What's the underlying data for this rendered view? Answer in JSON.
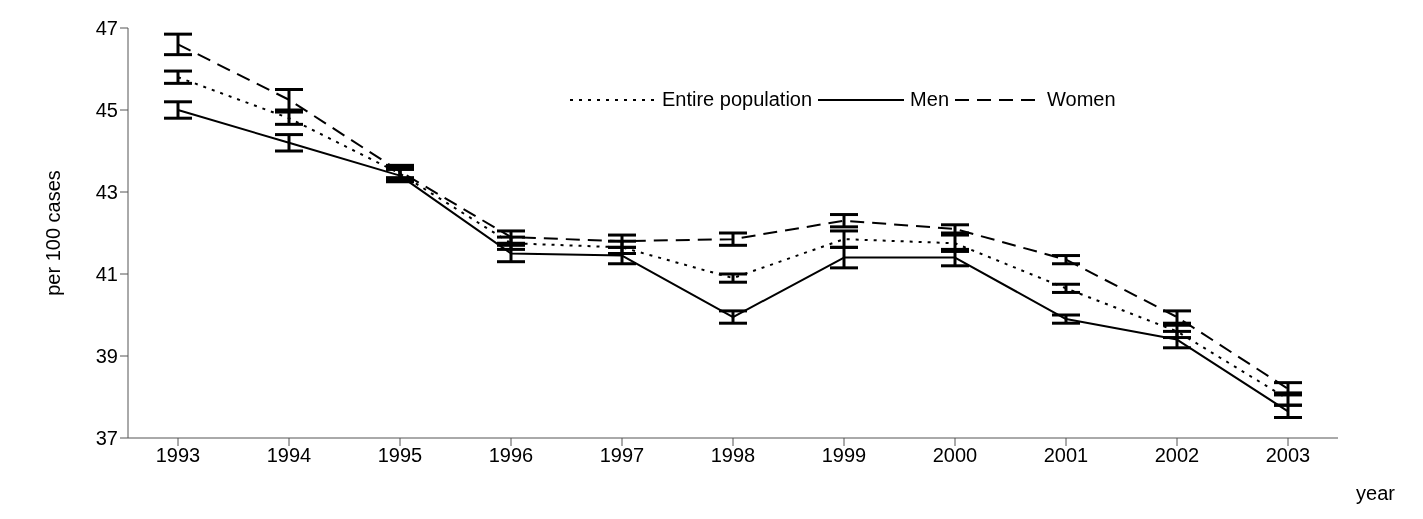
{
  "chart_data": {
    "type": "line",
    "xlabel": "year",
    "ylabel": "per 100 cases",
    "categories": [
      "1993",
      "1994",
      "1995",
      "1996",
      "1997",
      "1998",
      "1999",
      "2000",
      "2001",
      "2002",
      "2003"
    ],
    "series": [
      {
        "name": "Entire population",
        "color": "#000000",
        "line_style": "dotted",
        "values": [
          45.8,
          44.8,
          43.45,
          41.75,
          41.65,
          40.9,
          41.85,
          41.75,
          40.65,
          39.6,
          37.95
        ],
        "errors": [
          0.15,
          0.15,
          0.15,
          0.15,
          0.15,
          0.1,
          0.2,
          0.2,
          0.1,
          0.15,
          0.15
        ]
      },
      {
        "name": "Men",
        "color": "#000000",
        "line_style": "solid",
        "values": [
          45.0,
          44.2,
          43.4,
          41.5,
          41.45,
          39.95,
          41.4,
          41.4,
          39.9,
          39.4,
          37.65
        ],
        "errors": [
          0.2,
          0.2,
          0.15,
          0.2,
          0.2,
          0.15,
          0.25,
          0.2,
          0.1,
          0.2,
          0.15
        ]
      },
      {
        "name": "Women",
        "color": "#000000",
        "line_style": "dashed",
        "values": [
          46.6,
          45.25,
          43.5,
          41.9,
          41.8,
          41.85,
          42.3,
          42.1,
          41.35,
          39.95,
          38.2
        ],
        "errors": [
          0.25,
          0.25,
          0.15,
          0.15,
          0.15,
          0.15,
          0.15,
          0.1,
          0.1,
          0.15,
          0.15
        ]
      }
    ],
    "ylim": [
      37,
      47
    ],
    "yticks": [
      37,
      39,
      41,
      43,
      45,
      47
    ],
    "grid": false,
    "legend": "top right",
    "marker": "none"
  }
}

□ □ □ □ □ □ □

Look through the records and count each line that holds "name". Write only the total.

3